DATA TO PROCESS —
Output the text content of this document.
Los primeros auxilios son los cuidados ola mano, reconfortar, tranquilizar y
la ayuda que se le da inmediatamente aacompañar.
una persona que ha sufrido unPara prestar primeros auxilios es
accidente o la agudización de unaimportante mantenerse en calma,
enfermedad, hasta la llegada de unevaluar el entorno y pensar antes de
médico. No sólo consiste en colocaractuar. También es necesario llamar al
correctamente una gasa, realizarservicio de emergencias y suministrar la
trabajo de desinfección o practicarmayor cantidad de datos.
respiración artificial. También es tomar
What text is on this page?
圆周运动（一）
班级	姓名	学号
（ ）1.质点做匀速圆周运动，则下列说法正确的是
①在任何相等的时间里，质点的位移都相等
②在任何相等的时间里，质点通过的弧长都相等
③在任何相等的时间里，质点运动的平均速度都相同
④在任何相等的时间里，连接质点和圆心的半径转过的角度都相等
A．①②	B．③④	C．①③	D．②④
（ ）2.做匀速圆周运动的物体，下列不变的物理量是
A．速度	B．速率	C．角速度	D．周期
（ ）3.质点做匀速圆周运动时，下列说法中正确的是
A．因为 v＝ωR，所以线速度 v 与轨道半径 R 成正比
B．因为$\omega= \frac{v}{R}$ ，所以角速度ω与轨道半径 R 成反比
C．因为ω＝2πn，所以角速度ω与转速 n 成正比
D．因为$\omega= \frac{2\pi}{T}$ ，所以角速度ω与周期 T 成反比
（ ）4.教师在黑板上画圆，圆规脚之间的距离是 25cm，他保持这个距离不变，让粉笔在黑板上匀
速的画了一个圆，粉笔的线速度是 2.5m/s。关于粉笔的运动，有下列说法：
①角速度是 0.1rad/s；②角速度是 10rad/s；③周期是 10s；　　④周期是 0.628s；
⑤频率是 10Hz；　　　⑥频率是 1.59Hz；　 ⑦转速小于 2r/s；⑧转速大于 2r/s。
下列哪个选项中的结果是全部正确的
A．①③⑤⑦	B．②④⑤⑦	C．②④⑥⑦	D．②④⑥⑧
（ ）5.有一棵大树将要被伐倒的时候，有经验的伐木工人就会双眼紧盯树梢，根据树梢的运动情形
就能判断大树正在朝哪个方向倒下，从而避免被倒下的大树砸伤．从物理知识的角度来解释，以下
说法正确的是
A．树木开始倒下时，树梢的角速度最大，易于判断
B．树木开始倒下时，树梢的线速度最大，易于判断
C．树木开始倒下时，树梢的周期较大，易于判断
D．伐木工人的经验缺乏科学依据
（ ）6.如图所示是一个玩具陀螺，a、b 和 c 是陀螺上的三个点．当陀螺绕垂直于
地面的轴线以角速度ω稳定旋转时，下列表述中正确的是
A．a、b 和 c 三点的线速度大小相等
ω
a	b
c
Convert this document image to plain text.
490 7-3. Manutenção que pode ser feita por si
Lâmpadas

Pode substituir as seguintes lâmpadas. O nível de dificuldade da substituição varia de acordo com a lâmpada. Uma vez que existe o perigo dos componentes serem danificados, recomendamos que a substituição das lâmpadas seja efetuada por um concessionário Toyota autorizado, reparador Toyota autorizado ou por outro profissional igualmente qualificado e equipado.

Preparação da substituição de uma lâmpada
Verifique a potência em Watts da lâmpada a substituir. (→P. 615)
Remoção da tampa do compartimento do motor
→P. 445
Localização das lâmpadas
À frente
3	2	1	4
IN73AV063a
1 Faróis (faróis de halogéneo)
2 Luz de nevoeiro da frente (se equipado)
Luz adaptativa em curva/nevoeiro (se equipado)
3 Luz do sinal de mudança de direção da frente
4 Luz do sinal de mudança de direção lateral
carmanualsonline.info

WHAT NEEDS TO BE DONE —
Output all of the data again, exactly.

THE SOLUTION —
Output the text content of this document.
Los primeros auxilios son los cuidados ola mano, reconfortar, tranquilizar y
la ayuda que se le da inmediatamente aacompañar.
una persona que ha sufrido unPara prestar primeros auxilios es
accidente o la agudización de unaimportante mantenerse en calma,
enfermedad, hasta la llegada de unevaluar el entorno y pensar antes de
médico. No sólo consiste en colocaractuar. También es necesario llamar al
correctamente una gasa, realizarservicio de emergencias y suministrar la
trabajo de desinfección o practicarmayor cantidad de datos.
respiración artificial. También es tomar
What text is on this page?
圆周运动（一）
班级	姓名	学号
（ ）1.质点做匀速圆周运动，则下列说法正确的是
①在任何相等的时间里，质点的位移都相等
②在任何相等的时间里，质点通过的弧长都相等
③在任何相等的时间里，质点运动的平均速度都相同
④在任何相等的时间里，连接质点和圆心的半径转过的角度都相等
A．①②	B．③④	C．①③	D．②④
（ ）2.做匀速圆周运动的物体，下列不变的物理量是
A．速度	B．速率	C．角速度	D．周期
（ ）3.质点做匀速圆周运动时，下列说法中正确的是
A．因为 v＝ωR，所以线速度 v 与轨道半径 R 成正比
B．因为$\omega= \frac{v}{R}$ ，所以角速度ω与轨道半径 R 成反比
C．因为ω＝2πn，所以角速度ω与转速 n 成正比
D．因为$\omega= \frac{2\pi}{T}$ ，所以角速度ω与周期 T 成反比
（ ）4.教师在黑板上画圆，圆规脚之间的距离是 25cm，他保持这个距离不变，让粉笔在黑板上匀
速的画了一个圆，粉笔的线速度是 2.5m/s。关于粉笔的运动，有下列说法：
①角速度是 0.1rad/s；②角速度是 10rad/s；③周期是 10s；　　④周期是 0.628s；
⑤频率是 10Hz；　　　⑥频率是 1.59Hz；　 ⑦转速小于 2r/s；⑧转速大于 2r/s。
下列哪个选项中的结果是全部正确的
A．①③⑤⑦	B．②④⑤⑦	C．②④⑥⑦	D．②④⑥⑧
（ ）5.有一棵大树将要被伐倒的时候，有经验的伐木工人就会双眼紧盯树梢，根据树梢的运动情形
就能判断大树正在朝哪个方向倒下，从而避免被倒下的大树砸伤．从物理知识的角度来解释，以下
说法正确的是
A．树木开始倒下时，树梢的角速度最大，易于判断
B．树木开始倒下时，树梢的线速度最大，易于判断
C．树木开始倒下时，树梢的周期较大，易于判断
D．伐木工人的经验缺乏科学依据
（ ）6.如图所示是一个玩具陀螺，a、b 和 c 是陀螺上的三个点．当陀螺绕垂直于
地面的轴线以角速度ω稳定旋转时，下列表述中正确的是
A．a、b 和 c 三点的线速度大小相等
ω
a	b
c
Convert this document image to plain text.
490 7-3. Manutenção que pode ser feita por si
Lâmpadas

Pode substituir as seguintes lâmpadas. O nível de dificuldade da substituição varia de acordo com a lâmpada. Uma vez que existe o perigo dos componentes serem danificados, recomendamos que a substituição das lâmpadas seja efetuada por um concessionário Toyota autorizado, reparador Toyota autorizado ou por outro profissional igualmente qualificado e equipado.

Preparação da substituição de uma lâmpada
Verifique a potência em Watts da lâmpada a substituir. (→P. 615)
Remoção da tampa do compartimento do motor
→P. 445
Localização das lâmpadas
À frente
3	2	1	4
IN73AV063a
1 Faróis (faróis de halogéneo)
2 Luz de nevoeiro da frente (se equipado)
Luz adaptativa em curva/nevoeiro (se equipado)
3 Luz do sinal de mudança de direção da frente
4 Luz do sinal de mudança de direção lateral
carmanualsonline.info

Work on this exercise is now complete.